## EXERCISE DESCRIPTION
Copy out every line exactly as given.
-- Begin --
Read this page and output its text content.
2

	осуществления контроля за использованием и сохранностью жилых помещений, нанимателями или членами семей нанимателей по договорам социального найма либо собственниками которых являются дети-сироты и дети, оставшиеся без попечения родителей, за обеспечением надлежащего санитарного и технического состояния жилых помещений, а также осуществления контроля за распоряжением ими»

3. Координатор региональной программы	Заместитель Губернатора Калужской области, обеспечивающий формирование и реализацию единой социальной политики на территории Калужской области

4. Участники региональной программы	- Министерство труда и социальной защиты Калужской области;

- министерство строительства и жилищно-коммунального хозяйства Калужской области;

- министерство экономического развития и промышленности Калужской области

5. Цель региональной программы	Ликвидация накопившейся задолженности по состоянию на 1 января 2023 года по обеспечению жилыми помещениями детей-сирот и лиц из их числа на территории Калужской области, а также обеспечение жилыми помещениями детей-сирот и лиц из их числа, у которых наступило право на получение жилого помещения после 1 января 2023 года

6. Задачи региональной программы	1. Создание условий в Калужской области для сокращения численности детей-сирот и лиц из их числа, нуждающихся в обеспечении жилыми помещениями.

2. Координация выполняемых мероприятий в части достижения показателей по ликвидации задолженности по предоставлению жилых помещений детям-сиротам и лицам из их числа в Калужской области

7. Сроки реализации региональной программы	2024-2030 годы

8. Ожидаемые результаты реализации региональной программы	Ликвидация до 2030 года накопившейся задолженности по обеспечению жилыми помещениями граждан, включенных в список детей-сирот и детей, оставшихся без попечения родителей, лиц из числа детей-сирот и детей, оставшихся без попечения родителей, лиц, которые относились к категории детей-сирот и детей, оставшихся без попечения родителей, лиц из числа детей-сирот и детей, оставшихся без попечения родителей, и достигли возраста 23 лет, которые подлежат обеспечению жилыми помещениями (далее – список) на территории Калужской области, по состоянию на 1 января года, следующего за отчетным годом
-- End --
## RESPONSE TO THIS TASK
Read this page and output its text content.
2

	осуществления контроля за использованием и сохранностью жилых помещений, нанимателями или членами семей нанимателей по договорам социального найма либо собственниками которых являются дети-сироты и дети, оставшиеся без попечения родителей, за обеспечением надлежащего санитарного и технического состояния жилых помещений, а также осуществления контроля за распоряжением ими»

3. Координатор региональной программы	Заместитель Губернатора Калужской области, обеспечивающий формирование и реализацию единой социальной политики на территории Калужской области

4. Участники региональной программы	- Министерство труда и социальной защиты Калужской области;

- министерство строительства и жилищно-коммунального хозяйства Калужской области;

- министерство экономического развития и промышленности Калужской области

5. Цель региональной программы	Ликвидация накопившейся задолженности по состоянию на 1 января 2023 года по обеспечению жилыми помещениями детей-сирот и лиц из их числа на территории Калужской области, а также обеспечение жилыми помещениями детей-сирот и лиц из их числа, у которых наступило право на получение жилого помещения после 1 января 2023 года

6. Задачи региональной программы	1. Создание условий в Калужской области для сокращения численности детей-сирот и лиц из их числа, нуждающихся в обеспечении жилыми помещениями.

2. Координация выполняемых мероприятий в части достижения показателей по ликвидации задолженности по предоставлению жилых помещений детям-сиротам и лицам из их числа в Калужской области

7. Сроки реализации региональной программы	2024-2030 годы

8. Ожидаемые результаты реализации региональной программы	Ликвидация до 2030 года накопившейся задолженности по обеспечению жилыми помещениями граждан, включенных в список детей-сирот и детей, оставшихся без попечения родителей, лиц из числа детей-сирот и детей, оставшихся без попечения родителей, лиц, которые относились к категории детей-сирот и детей, оставшихся без попечения родителей, лиц из числа детей-сирот и детей, оставшихся без попечения родителей, и достигли возраста 23 лет, которые подлежат обеспечению жилыми помещениями (далее – список) на территории Калужской области, по состоянию на 1 января года, следующего за отчетным годом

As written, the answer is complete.